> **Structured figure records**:
►
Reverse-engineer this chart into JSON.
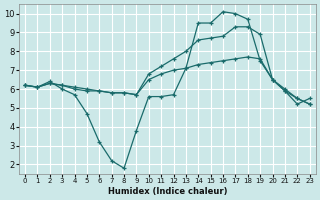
{
  "xlabel": "Humidex (Indice chaleur)",
  "background_color": "#cce8e8",
  "grid_color": "#ffffff",
  "line_color": "#1a6b6b",
  "xlim": [
    -0.5,
    23.5
  ],
  "ylim": [
    1.5,
    10.5
  ],
  "xticks": [
    0,
    1,
    2,
    3,
    4,
    5,
    6,
    7,
    8,
    9,
    10,
    11,
    12,
    13,
    14,
    15,
    16,
    17,
    18,
    19,
    20,
    21,
    22,
    23
  ],
  "yticks": [
    2,
    3,
    4,
    5,
    6,
    7,
    8,
    9,
    10
  ],
  "curve1_x": [
    0,
    1,
    2,
    3,
    4,
    5,
    6,
    7,
    8,
    9,
    10,
    11,
    12,
    13,
    14,
    15,
    16,
    17,
    18,
    19,
    20,
    21,
    22,
    23
  ],
  "curve1_y": [
    6.2,
    6.1,
    6.4,
    6.0,
    5.7,
    4.7,
    3.2,
    2.2,
    1.8,
    3.8,
    5.6,
    5.6,
    5.7,
    7.1,
    9.5,
    9.5,
    10.1,
    10.0,
    9.7,
    7.5,
    6.5,
    5.9,
    5.2,
    5.5
  ],
  "curve2_x": [
    0,
    1,
    2,
    3,
    4,
    5,
    6,
    7,
    8,
    9,
    10,
    11,
    12,
    13,
    14,
    15,
    16,
    17,
    18,
    19,
    20,
    21,
    22,
    23
  ],
  "curve2_y": [
    6.2,
    6.1,
    6.3,
    6.2,
    6.1,
    6.0,
    5.9,
    5.8,
    5.8,
    5.7,
    6.8,
    7.2,
    7.6,
    8.0,
    8.6,
    8.7,
    8.8,
    9.3,
    9.3,
    8.9,
    6.5,
    6.0,
    5.5,
    5.2
  ],
  "curve3_x": [
    0,
    1,
    2,
    3,
    4,
    5,
    6,
    7,
    8,
    9,
    10,
    11,
    12,
    13,
    14,
    15,
    16,
    17,
    18,
    19,
    20,
    21,
    22,
    23
  ],
  "curve3_y": [
    6.2,
    6.1,
    6.3,
    6.2,
    6.0,
    5.9,
    5.9,
    5.8,
    5.8,
    5.7,
    6.5,
    6.8,
    7.0,
    7.1,
    7.3,
    7.4,
    7.5,
    7.6,
    7.7,
    7.6,
    6.5,
    5.9,
    5.5,
    5.2
  ]
}
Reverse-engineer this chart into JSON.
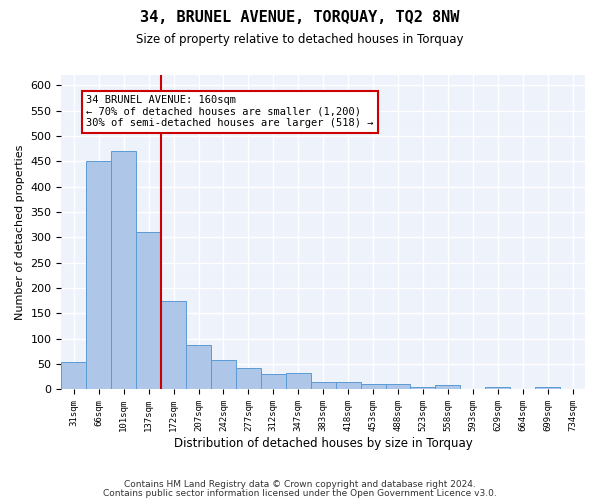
{
  "title": "34, BRUNEL AVENUE, TORQUAY, TQ2 8NW",
  "subtitle": "Size of property relative to detached houses in Torquay",
  "xlabel": "Distribution of detached houses by size in Torquay",
  "ylabel": "Number of detached properties",
  "bar_color": "#aec6e8",
  "bar_edge_color": "#5b9bd5",
  "background_color": "#eef2fb",
  "grid_color": "#ffffff",
  "red_line_color": "#cc0000",
  "annotation_box_color": "#cc0000",
  "bin_labels": [
    "31sqm",
    "66sqm",
    "101sqm",
    "137sqm",
    "172sqm",
    "207sqm",
    "242sqm",
    "277sqm",
    "312sqm",
    "347sqm",
    "383sqm",
    "418sqm",
    "453sqm",
    "488sqm",
    "523sqm",
    "558sqm",
    "593sqm",
    "629sqm",
    "664sqm",
    "699sqm",
    "734sqm"
  ],
  "bar_values": [
    55,
    450,
    470,
    310,
    175,
    88,
    58,
    42,
    30,
    32,
    15,
    15,
    10,
    10,
    5,
    8,
    0,
    5,
    0,
    5,
    0
  ],
  "red_line_x": 3.5,
  "ylim": [
    0,
    620
  ],
  "yticks": [
    0,
    50,
    100,
    150,
    200,
    250,
    300,
    350,
    400,
    450,
    500,
    550,
    600
  ],
  "annotation_line1": "34 BRUNEL AVENUE: 160sqm",
  "annotation_line2": "← 70% of detached houses are smaller (1,200)",
  "annotation_line3": "30% of semi-detached houses are larger (518) →",
  "footnote1": "Contains HM Land Registry data © Crown copyright and database right 2024.",
  "footnote2": "Contains public sector information licensed under the Open Government Licence v3.0."
}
◄
> **EXERCISE DIRECTIONS**:
Show all lines in the entries above where the word "Contains" appears.

> **OUTPUT**:
  "footnote1": "Contains HM Land Registry data © Crown copyright and database right 2024.",
  "footnote2": "Contains public sector information licensed under the Open Government Licence v3.0."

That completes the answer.